• [Your instructions]:
From the entries provided below, copy each line that contains the word "this".

---------------

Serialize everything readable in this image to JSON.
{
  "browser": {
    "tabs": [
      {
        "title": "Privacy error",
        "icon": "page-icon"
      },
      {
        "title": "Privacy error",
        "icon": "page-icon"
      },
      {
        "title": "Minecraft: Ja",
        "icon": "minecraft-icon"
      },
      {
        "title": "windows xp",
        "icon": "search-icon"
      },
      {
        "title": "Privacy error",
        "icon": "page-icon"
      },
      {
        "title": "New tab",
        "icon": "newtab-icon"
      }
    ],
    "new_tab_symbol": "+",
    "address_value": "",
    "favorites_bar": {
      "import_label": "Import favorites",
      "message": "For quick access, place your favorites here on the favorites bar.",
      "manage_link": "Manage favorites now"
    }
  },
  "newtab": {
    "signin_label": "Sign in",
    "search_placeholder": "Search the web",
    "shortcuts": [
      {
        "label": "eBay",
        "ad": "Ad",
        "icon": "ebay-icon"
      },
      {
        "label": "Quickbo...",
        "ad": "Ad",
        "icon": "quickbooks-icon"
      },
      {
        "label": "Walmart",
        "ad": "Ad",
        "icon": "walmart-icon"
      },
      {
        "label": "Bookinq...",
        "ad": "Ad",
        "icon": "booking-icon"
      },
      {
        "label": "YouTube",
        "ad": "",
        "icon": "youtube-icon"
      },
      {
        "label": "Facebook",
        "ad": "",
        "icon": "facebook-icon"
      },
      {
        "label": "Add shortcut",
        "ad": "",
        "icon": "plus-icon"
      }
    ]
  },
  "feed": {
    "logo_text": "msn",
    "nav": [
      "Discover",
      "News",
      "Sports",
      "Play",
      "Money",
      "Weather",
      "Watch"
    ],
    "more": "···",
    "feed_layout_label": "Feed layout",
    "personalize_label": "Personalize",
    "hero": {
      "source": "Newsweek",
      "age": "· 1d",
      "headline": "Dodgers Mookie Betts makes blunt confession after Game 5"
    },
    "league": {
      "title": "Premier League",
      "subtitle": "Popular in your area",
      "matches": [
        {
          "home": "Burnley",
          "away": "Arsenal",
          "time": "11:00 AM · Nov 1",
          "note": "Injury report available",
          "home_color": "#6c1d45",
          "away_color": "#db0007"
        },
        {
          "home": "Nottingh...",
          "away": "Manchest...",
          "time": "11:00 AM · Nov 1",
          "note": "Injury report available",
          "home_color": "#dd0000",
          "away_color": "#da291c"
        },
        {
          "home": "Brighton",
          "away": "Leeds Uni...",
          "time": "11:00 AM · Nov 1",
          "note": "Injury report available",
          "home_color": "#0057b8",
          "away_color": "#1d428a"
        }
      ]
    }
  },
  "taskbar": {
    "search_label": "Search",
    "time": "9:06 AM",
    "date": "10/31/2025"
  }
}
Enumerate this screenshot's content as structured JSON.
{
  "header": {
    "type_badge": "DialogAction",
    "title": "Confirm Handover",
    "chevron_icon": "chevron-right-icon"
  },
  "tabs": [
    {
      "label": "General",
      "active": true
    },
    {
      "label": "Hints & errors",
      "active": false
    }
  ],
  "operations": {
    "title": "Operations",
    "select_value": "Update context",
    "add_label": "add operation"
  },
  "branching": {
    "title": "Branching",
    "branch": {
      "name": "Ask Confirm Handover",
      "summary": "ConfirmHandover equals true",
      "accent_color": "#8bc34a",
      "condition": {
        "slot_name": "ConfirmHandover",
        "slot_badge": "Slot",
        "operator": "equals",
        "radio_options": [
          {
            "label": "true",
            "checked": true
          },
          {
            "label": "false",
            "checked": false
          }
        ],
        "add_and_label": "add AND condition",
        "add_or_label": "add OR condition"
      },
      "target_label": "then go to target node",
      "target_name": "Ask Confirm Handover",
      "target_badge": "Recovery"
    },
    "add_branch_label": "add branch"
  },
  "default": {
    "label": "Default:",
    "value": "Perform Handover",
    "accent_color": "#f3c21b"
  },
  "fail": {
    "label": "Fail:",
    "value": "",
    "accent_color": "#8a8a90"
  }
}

---------------

• [Final result]:
Serialize everything readable in this image to JSON.
Enumerate this screenshot's content as structured JSON.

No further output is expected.